[Entries from a dataset]
__________

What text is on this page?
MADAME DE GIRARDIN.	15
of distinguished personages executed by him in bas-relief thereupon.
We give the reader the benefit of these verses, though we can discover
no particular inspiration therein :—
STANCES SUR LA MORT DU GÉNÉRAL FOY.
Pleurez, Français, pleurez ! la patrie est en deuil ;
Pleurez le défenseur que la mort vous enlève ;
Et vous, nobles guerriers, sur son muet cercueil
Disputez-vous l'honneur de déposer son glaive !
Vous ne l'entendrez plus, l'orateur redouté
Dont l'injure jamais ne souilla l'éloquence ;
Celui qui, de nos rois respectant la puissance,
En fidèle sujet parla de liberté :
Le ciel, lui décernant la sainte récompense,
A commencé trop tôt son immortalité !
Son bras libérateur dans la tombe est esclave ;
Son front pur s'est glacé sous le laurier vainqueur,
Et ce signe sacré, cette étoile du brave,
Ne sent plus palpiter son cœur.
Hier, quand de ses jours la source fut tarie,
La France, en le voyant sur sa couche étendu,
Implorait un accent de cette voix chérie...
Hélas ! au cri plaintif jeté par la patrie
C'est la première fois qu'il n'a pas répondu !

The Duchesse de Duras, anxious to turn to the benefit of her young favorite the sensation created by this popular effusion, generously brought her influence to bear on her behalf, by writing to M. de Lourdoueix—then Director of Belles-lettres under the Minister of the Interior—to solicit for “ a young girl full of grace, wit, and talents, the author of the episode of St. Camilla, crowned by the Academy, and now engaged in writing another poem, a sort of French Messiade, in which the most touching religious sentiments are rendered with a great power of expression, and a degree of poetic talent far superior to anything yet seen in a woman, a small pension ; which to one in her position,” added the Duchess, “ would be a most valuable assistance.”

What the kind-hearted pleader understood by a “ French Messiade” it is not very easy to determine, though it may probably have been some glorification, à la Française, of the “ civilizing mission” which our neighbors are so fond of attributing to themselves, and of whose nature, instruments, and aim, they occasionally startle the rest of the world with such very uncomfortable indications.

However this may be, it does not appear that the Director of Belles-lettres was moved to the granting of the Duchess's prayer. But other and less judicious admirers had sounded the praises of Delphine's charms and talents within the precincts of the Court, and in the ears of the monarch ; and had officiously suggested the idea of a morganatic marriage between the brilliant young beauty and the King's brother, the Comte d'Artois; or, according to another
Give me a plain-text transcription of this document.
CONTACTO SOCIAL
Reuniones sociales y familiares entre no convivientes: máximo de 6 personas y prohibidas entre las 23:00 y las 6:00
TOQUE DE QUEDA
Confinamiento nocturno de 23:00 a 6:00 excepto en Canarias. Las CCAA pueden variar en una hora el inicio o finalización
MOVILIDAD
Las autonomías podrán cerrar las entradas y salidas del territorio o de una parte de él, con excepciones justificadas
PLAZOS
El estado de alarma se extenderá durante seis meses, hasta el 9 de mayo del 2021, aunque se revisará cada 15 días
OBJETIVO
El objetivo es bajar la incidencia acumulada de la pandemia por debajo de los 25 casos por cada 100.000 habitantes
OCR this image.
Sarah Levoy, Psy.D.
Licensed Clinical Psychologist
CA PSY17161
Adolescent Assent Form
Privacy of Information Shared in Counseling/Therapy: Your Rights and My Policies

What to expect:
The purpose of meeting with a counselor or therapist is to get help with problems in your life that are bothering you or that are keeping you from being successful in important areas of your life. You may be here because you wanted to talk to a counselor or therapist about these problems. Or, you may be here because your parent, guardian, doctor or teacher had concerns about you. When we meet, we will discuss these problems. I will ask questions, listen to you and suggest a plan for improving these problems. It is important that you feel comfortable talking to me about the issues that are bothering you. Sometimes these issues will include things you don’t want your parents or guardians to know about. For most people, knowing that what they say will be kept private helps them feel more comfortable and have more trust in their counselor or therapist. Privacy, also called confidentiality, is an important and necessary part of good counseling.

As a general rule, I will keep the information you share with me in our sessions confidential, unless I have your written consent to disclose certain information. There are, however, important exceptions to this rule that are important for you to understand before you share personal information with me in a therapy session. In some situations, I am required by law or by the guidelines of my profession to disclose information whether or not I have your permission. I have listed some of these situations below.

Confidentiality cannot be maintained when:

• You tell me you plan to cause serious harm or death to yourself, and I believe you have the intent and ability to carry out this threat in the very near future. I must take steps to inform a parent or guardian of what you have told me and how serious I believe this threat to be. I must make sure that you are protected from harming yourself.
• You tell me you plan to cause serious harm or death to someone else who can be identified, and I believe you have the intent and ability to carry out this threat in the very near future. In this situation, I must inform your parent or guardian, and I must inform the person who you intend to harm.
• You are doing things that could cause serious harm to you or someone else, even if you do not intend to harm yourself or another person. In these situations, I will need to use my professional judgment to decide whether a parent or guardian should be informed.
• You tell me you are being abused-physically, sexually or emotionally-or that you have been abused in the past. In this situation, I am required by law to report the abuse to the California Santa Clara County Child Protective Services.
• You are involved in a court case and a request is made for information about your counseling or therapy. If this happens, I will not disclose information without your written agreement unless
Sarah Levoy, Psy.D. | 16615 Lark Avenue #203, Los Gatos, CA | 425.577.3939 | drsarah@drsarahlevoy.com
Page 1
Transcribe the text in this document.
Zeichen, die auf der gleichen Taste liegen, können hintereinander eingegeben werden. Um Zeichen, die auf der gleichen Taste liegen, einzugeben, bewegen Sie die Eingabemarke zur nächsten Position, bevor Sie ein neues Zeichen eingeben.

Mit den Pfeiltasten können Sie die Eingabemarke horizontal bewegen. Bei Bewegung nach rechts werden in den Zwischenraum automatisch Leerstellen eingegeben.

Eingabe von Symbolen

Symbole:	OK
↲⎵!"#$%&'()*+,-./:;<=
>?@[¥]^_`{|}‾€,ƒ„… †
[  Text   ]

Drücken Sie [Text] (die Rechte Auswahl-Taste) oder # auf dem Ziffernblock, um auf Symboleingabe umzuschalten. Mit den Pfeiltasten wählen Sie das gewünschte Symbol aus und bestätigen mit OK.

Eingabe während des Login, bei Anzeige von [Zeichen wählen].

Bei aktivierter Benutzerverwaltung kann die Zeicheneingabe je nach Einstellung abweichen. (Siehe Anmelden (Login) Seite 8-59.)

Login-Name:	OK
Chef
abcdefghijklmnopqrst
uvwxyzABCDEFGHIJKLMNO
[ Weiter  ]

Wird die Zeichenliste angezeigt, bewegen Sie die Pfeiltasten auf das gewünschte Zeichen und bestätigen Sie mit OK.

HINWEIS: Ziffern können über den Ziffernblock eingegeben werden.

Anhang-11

__________

▸ **EXERCISE**: Would you reproduce all the entries exactly?

▸ **ANSWER**:
What text is on this page?
MADAME DE GIRARDIN.	15
of distinguished personages executed by him in bas-relief thereupon.
We give the reader the benefit of these verses, though we can discover
no particular inspiration therein :—
STANCES SUR LA MORT DU GÉNÉRAL FOY.
Pleurez, Français, pleurez ! la patrie est en deuil ;
Pleurez le défenseur que la mort vous enlève ;
Et vous, nobles guerriers, sur son muet cercueil
Disputez-vous l'honneur de déposer son glaive !
Vous ne l'entendrez plus, l'orateur redouté
Dont l'injure jamais ne souilla l'éloquence ;
Celui qui, de nos rois respectant la puissance,
En fidèle sujet parla de liberté :
Le ciel, lui décernant la sainte récompense,
A commencé trop tôt son immortalité !
Son bras libérateur dans la tombe est esclave ;
Son front pur s'est glacé sous le laurier vainqueur,
Et ce signe sacré, cette étoile du brave,
Ne sent plus palpiter son cœur.
Hier, quand de ses jours la source fut tarie,
La France, en le voyant sur sa couche étendu,
Implorait un accent de cette voix chérie...
Hélas ! au cri plaintif jeté par la patrie
C'est la première fois qu'il n'a pas répondu !

The Duchesse de Duras, anxious to turn to the benefit of her young favorite the sensation created by this popular effusion, generously brought her influence to bear on her behalf, by writing to M. de Lourdoueix—then Director of Belles-lettres under the Minister of the Interior—to solicit for “ a young girl full of grace, wit, and talents, the author of the episode of St. Camilla, crowned by the Academy, and now engaged in writing another poem, a sort of French Messiade, in which the most touching religious sentiments are rendered with a great power of expression, and a degree of poetic talent far superior to anything yet seen in a woman, a small pension ; which to one in her position,” added the Duchess, “ would be a most valuable assistance.”

What the kind-hearted pleader understood by a “ French Messiade” it is not very easy to determine, though it may probably have been some glorification, à la Française, of the “ civilizing mission” which our neighbors are so fond of attributing to themselves, and of whose nature, instruments, and aim, they occasionally startle the rest of the world with such very uncomfortable indications.

However this may be, it does not appear that the Director of Belles-lettres was moved to the granting of the Duchess's prayer. But other and less judicious admirers had sounded the praises of Delphine's charms and talents within the precincts of the Court, and in the ears of the monarch ; and had officiously suggested the idea of a morganatic marriage between the brilliant young beauty and the King's brother, the Comte d'Artois; or, according to another
Give me a plain-text transcription of this document.
CONTACTO SOCIAL
Reuniones sociales y familiares entre no convivientes: máximo de 6 personas y prohibidas entre las 23:00 y las 6:00
TOQUE DE QUEDA
Confinamiento nocturno de 23:00 a 6:00 excepto en Canarias. Las CCAA pueden variar en una hora el inicio o finalización
MOVILIDAD
Las autonomías podrán cerrar las entradas y salidas del territorio o de una parte de él, con excepciones justificadas
PLAZOS
El estado de alarma se extenderá durante seis meses, hasta el 9 de mayo del 2021, aunque se revisará cada 15 días
OBJETIVO
El objetivo es bajar la incidencia acumulada de la pandemia por debajo de los 25 casos por cada 100.000 habitantes
OCR this image.
Sarah Levoy, Psy.D.
Licensed Clinical Psychologist
CA PSY17161
Adolescent Assent Form
Privacy of Information Shared in Counseling/Therapy: Your Rights and My Policies

What to expect:
The purpose of meeting with a counselor or therapist is to get help with problems in your life that are bothering you or that are keeping you from being successful in important areas of your life. You may be here because you wanted to talk to a counselor or therapist about these problems. Or, you may be here because your parent, guardian, doctor or teacher had concerns about you. When we meet, we will discuss these problems. I will ask questions, listen to you and suggest a plan for improving these problems. It is important that you feel comfortable talking to me about the issues that are bothering you. Sometimes these issues will include things you don’t want your parents or guardians to know about. For most people, knowing that what they say will be kept private helps them feel more comfortable and have more trust in their counselor or therapist. Privacy, also called confidentiality, is an important and necessary part of good counseling.

As a general rule, I will keep the information you share with me in our sessions confidential, unless I have your written consent to disclose certain information. There are, however, important exceptions to this rule that are important for you to understand before you share personal information with me in a therapy session. In some situations, I am required by law or by the guidelines of my profession to disclose information whether or not I have your permission. I have listed some of these situations below.

Confidentiality cannot be maintained when:

• You tell me you plan to cause serious harm or death to yourself, and I believe you have the intent and ability to carry out this threat in the very near future. I must take steps to inform a parent or guardian of what you have told me and how serious I believe this threat to be. I must make sure that you are protected from harming yourself.
• You tell me you plan to cause serious harm or death to someone else who can be identified, and I believe you have the intent and ability to carry out this threat in the very near future. In this situation, I must inform your parent or guardian, and I must inform the person who you intend to harm.
• You are doing things that could cause serious harm to you or someone else, even if you do not intend to harm yourself or another person. In these situations, I will need to use my professional judgment to decide whether a parent or guardian should be informed.
• You tell me you are being abused-physically, sexually or emotionally-or that you have been abused in the past. In this situation, I am required by law to report the abuse to the California Santa Clara County Child Protective Services.
• You are involved in a court case and a request is made for information about your counseling or therapy. If this happens, I will not disclose information without your written agreement unless
Sarah Levoy, Psy.D. | 16615 Lark Avenue #203, Los Gatos, CA | 425.577.3939 | drsarah@drsarahlevoy.com
Page 1
Transcribe the text in this document.
Zeichen, die auf der gleichen Taste liegen, können hintereinander eingegeben werden. Um Zeichen, die auf der gleichen Taste liegen, einzugeben, bewegen Sie die Eingabemarke zur nächsten Position, bevor Sie ein neues Zeichen eingeben.

Mit den Pfeiltasten können Sie die Eingabemarke horizontal bewegen. Bei Bewegung nach rechts werden in den Zwischenraum automatisch Leerstellen eingegeben.

Eingabe von Symbolen

Symbole:	OK
↲⎵!"#$%&'()*+,-./:;<=
>?@[¥]^_`{|}‾€,ƒ„… †
[  Text   ]

Drücken Sie [Text] (die Rechte Auswahl-Taste) oder # auf dem Ziffernblock, um auf Symboleingabe umzuschalten. Mit den Pfeiltasten wählen Sie das gewünschte Symbol aus und bestätigen mit OK.

Eingabe während des Login, bei Anzeige von [Zeichen wählen].

Bei aktivierter Benutzerverwaltung kann die Zeicheneingabe je nach Einstellung abweichen. (Siehe Anmelden (Login) Seite 8-59.)

Login-Name:	OK
Chef
abcdefghijklmnopqrst
uvwxyzABCDEFGHIJKLMNO
[ Weiter  ]

Wird die Zeichenliste angezeigt, bewegen Sie die Pfeiltasten auf das gewünschte Zeichen und bestätigen Sie mit OK.

HINWEIS: Ziffern können über den Ziffernblock eingegeben werden.

Anhang-11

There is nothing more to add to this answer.